» Instruction
Could you write out the records below exactly as they appear?

== Record list

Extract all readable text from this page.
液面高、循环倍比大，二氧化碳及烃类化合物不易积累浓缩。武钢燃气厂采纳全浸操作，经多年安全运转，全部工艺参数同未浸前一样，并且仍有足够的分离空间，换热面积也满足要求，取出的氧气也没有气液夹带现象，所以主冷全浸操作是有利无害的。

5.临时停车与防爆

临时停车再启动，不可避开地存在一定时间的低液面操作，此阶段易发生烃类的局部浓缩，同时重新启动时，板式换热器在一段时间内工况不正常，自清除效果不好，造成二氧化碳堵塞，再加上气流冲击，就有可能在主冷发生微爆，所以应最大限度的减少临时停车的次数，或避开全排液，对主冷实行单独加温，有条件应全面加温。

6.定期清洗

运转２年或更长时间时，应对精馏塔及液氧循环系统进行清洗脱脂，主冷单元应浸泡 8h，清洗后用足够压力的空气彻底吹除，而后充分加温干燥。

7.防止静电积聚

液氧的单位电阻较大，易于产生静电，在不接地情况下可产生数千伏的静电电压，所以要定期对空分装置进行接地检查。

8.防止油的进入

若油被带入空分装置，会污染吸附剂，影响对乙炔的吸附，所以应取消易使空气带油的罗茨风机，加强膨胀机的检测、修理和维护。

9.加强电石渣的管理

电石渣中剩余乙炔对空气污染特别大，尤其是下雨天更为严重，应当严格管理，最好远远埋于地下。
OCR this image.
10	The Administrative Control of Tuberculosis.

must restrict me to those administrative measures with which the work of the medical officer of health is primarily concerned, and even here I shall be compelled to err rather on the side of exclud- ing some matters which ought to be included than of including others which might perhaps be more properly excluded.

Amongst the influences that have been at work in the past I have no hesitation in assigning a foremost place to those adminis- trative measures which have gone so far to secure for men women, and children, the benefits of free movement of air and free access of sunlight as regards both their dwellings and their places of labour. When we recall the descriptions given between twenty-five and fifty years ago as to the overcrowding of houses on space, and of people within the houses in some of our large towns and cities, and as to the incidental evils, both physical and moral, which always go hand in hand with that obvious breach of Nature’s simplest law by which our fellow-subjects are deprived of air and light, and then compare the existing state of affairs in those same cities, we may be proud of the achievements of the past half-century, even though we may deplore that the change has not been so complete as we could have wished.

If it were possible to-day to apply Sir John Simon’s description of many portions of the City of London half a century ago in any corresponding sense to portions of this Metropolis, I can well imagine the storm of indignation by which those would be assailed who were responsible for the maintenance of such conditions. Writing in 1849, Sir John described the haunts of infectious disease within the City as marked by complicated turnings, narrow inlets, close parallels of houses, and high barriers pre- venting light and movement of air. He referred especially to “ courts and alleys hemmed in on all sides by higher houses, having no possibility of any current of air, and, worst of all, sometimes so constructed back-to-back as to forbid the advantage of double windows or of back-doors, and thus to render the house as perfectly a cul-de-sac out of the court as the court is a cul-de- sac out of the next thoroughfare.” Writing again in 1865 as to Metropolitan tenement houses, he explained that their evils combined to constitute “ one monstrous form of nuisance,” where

====

» Answer to this task
Extract all readable text from this page.
液面高、循环倍比大，二氧化碳及烃类化合物不易积累浓缩。武钢燃气厂采纳全浸操作，经多年安全运转，全部工艺参数同未浸前一样，并且仍有足够的分离空间，换热面积也满足要求，取出的氧气也没有气液夹带现象，所以主冷全浸操作是有利无害的。

5.临时停车与防爆

临时停车再启动，不可避开地存在一定时间的低液面操作，此阶段易发生烃类的局部浓缩，同时重新启动时，板式换热器在一段时间内工况不正常，自清除效果不好，造成二氧化碳堵塞，再加上气流冲击，就有可能在主冷发生微爆，所以应最大限度的减少临时停车的次数，或避开全排液，对主冷实行单独加温，有条件应全面加温。

6.定期清洗

运转２年或更长时间时，应对精馏塔及液氧循环系统进行清洗脱脂，主冷单元应浸泡 8h，清洗后用足够压力的空气彻底吹除，而后充分加温干燥。

7.防止静电积聚

液氧的单位电阻较大，易于产生静电，在不接地情况下可产生数千伏的静电电压，所以要定期对空分装置进行接地检查。

8.防止油的进入

若油被带入空分装置，会污染吸附剂，影响对乙炔的吸附，所以应取消易使空气带油的罗茨风机，加强膨胀机的检测、修理和维护。

9.加强电石渣的管理

电石渣中剩余乙炔对空气污染特别大，尤其是下雨天更为严重，应当严格管理，最好远远埋于地下。
OCR this image.
10	The Administrative Control of Tuberculosis.

must restrict me to those administrative measures with which the work of the medical officer of health is primarily concerned, and even here I shall be compelled to err rather on the side of exclud- ing some matters which ought to be included than of including others which might perhaps be more properly excluded.

Amongst the influences that have been at work in the past I have no hesitation in assigning a foremost place to those adminis- trative measures which have gone so far to secure for men women, and children, the benefits of free movement of air and free access of sunlight as regards both their dwellings and their places of labour. When we recall the descriptions given between twenty-five and fifty years ago as to the overcrowding of houses on space, and of people within the houses in some of our large towns and cities, and as to the incidental evils, both physical and moral, which always go hand in hand with that obvious breach of Nature’s simplest law by which our fellow-subjects are deprived of air and light, and then compare the existing state of affairs in those same cities, we may be proud of the achievements of the past half-century, even though we may deplore that the change has not been so complete as we could have wished.

If it were possible to-day to apply Sir John Simon’s description of many portions of the City of London half a century ago in any corresponding sense to portions of this Metropolis, I can well imagine the storm of indignation by which those would be assailed who were responsible for the maintenance of such conditions. Writing in 1849, Sir John described the haunts of infectious disease within the City as marked by complicated turnings, narrow inlets, close parallels of houses, and high barriers pre- venting light and movement of air. He referred especially to “ courts and alleys hemmed in on all sides by higher houses, having no possibility of any current of air, and, worst of all, sometimes so constructed back-to-back as to forbid the advantage of double windows or of back-doors, and thus to render the house as perfectly a cul-de-sac out of the court as the court is a cul-de- sac out of the next thoroughfare.” Writing again in 1865 as to Metropolitan tenement houses, he explained that their evils combined to constitute “ one monstrous form of nuisance,” where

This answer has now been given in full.